> _Selected text_:

1. Field of the Invention
The present invention relates to an exposure apparatus, more particularly, to an automatic focus control device used in an exposure apparatus in the production of an integrated circuit.
2. Description of the Prior Art
Recent research and development projects in the field of integrated circuits (IC's) and large-scale integrated circuits (LSI's) have concentrated on the achievement of greater miniaturization of the elements and higher integration of the circuit patterns. In the production of these IC's, the so-called stepper exposure apparatus, equipped with a reduction lens, is used to expose a wafer. In this process, the focal depth of the reduction lens is usually in the range of about 1 .mu.m. However, the surface of the wafer or workpiece usually has several bumps or depressions, and the depth of these bumps or depressions is usually in the range of from 5 .mu.m as a minimum value to 10 .mu.m as a maximum value. For this reason, it is necessary to repeatedly adjust the focus of the reduction lens to correspond to the height of the surface of the wafer by an automatic adjustment. In order to automatically adjust the focus, it is necessary to precisely measure the height of the reduction lens from the wafer to be exposed.
A well-known technique for measuring the height of the wafer to be exposed is that of using an air-micrometer or of utilizing electrostatic capacity. In the case of the air-micrometer, the air used for measuring the height cannot be blown against the center portion of the exposing portion because the light beam used to expose the wafer is located at that portion. Therefore, in order to measure the height of the portion of the wafer to be exposed, the air used for measuring the height is blown against a peripheral portion of the wafer. The height of the center portion of the exposing portion is then presumed from the values obtained when measuring the height of the peripheral portion. When electrostatic capacity is used, as with the air-micrometer, a sensor for measuring the electrostatic capacity cannot be provided on the center portion of the exposing portion. The height of the center portion of the exposing portion, therefore, is similarly presumed from the values obtained when measuring the height of the peripheral portion.
Further, when one of the chips located near the edge of the wafer on an X-Y table is exposed by the light beam the surface of the wafer is often damaged by the descent of the reduction lens because one air-micrometer or electrostatic capacity sensor is provided to the wafer side and the other air-micrometer or electrostatic capacity sensor is provided to the X-Y table and the air-micrometer or the sensor provided to the X-Y table side cannot detect the height of the chips to be exposed.
In one attempt to solve the above-mentioned problems, a method for detecting the height of the wafer using reflected rays, i.e., the so-called focus detecting method utilizing reflected rays, is used. However, problems also occur when this method is used, as explained hereinafter.

> _Data supplied_:

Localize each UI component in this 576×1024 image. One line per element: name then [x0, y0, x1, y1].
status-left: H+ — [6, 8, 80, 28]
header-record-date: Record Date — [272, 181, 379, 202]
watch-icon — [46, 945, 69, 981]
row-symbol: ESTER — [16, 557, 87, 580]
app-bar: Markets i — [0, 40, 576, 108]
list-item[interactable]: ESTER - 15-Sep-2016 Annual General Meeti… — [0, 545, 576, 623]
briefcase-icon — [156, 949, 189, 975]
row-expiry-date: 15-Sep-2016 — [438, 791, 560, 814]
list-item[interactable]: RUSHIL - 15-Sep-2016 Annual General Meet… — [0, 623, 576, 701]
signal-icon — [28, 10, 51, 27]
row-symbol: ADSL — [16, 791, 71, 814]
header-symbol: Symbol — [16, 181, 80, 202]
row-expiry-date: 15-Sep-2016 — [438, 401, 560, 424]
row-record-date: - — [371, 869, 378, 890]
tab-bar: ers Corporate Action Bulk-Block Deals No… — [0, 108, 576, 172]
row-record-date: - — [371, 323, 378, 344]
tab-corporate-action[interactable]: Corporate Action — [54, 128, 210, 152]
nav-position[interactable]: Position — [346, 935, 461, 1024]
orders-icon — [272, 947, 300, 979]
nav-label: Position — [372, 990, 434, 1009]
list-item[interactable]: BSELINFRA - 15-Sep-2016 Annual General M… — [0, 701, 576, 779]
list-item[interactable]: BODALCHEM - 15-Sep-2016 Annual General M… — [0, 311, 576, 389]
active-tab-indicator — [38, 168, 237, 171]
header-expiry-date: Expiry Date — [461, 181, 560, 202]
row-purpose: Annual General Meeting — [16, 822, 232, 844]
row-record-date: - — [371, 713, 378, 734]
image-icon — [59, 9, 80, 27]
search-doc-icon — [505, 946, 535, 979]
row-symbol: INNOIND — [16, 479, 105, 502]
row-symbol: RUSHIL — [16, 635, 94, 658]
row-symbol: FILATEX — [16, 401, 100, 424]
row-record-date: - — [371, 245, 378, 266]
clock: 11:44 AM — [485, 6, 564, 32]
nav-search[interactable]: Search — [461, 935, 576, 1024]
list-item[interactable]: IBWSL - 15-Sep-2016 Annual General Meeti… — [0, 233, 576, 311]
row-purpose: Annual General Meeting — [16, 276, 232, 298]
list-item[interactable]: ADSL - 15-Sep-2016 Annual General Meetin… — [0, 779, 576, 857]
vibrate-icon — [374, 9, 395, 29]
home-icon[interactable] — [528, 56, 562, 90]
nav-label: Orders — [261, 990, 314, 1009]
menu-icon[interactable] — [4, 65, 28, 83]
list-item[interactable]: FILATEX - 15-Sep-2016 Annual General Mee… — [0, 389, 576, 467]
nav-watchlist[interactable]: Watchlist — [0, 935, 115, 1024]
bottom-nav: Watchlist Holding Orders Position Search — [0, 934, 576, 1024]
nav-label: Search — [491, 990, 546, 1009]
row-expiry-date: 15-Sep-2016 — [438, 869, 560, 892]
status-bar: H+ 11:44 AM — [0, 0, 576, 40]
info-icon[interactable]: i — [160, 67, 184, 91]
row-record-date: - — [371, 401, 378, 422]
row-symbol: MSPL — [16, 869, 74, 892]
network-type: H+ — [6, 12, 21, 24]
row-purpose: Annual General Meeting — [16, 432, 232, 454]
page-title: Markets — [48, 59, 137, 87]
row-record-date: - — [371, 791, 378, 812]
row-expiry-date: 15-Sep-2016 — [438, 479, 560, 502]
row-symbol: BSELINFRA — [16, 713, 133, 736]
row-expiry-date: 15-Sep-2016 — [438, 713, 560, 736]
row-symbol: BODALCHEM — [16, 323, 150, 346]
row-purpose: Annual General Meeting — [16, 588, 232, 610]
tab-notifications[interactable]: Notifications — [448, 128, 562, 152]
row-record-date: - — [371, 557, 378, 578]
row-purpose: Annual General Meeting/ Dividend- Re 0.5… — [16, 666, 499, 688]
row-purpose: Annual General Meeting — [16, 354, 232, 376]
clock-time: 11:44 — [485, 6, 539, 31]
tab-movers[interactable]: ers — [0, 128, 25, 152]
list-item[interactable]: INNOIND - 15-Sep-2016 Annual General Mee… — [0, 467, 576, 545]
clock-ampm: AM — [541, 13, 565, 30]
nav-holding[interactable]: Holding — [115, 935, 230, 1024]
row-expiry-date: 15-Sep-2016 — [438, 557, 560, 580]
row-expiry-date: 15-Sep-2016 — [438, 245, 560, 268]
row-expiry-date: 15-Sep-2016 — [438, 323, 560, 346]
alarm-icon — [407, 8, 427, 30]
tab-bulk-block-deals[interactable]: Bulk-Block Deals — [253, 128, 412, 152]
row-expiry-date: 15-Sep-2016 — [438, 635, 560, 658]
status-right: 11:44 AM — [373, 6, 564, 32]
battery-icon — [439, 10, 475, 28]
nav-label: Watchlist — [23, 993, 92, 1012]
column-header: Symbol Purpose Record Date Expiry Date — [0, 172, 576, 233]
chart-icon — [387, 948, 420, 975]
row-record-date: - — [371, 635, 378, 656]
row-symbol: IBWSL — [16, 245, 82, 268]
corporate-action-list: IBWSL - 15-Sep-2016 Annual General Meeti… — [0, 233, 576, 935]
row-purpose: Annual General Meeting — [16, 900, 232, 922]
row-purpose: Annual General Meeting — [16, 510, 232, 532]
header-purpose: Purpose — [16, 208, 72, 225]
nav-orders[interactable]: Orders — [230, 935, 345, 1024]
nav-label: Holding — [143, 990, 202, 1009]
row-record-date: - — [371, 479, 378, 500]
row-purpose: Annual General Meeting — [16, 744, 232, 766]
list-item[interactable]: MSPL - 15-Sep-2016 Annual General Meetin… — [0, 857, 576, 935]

> _Task requirements_:
1. List every technique for measuring the height of the wafer that the patent text on automatic focus control mentions.
2. In the patent text on automatic focus control, why is the air from the air-micrometer blown against a peripheral portion of the wafer instead of the center of the exposing portion?
3. Decide whether each statement agrees with the patent text on automatic focus control. Answer yes or no for each, and quote the deciding words.
(a) The focal depth of the reduction lens is usually about 1 µm.
(b) A sensor for measuring electrostatic capacity can be placed on the center portion of the exposing portion.
(c) The method of detecting the wafer height with reflected rays is free of problems.

> _Expected results_:
1.
- Using an air-micrometer
- Utilizing electrostatic capacity
- Detecting the height of the wafer using reflected rays (the so-called focus detecting method utilizing reflected rays)

2. The light beam that exposes the wafer is located at the center portion of the exposing portion, so the measuring air cannot be blown there. The air is blown against a peripheral portion instead, and the height of the center portion is presumed from those measurements.

3.
(a) Yes: "the focal depth of the reduction lens is usually in the range of about 1 .mu.m"
(b) No: "a sensor for measuring the electrostatic capacity cannot be provided on the center portion of the exposing portion"
(c) No: "However, problems also occur when this method is used"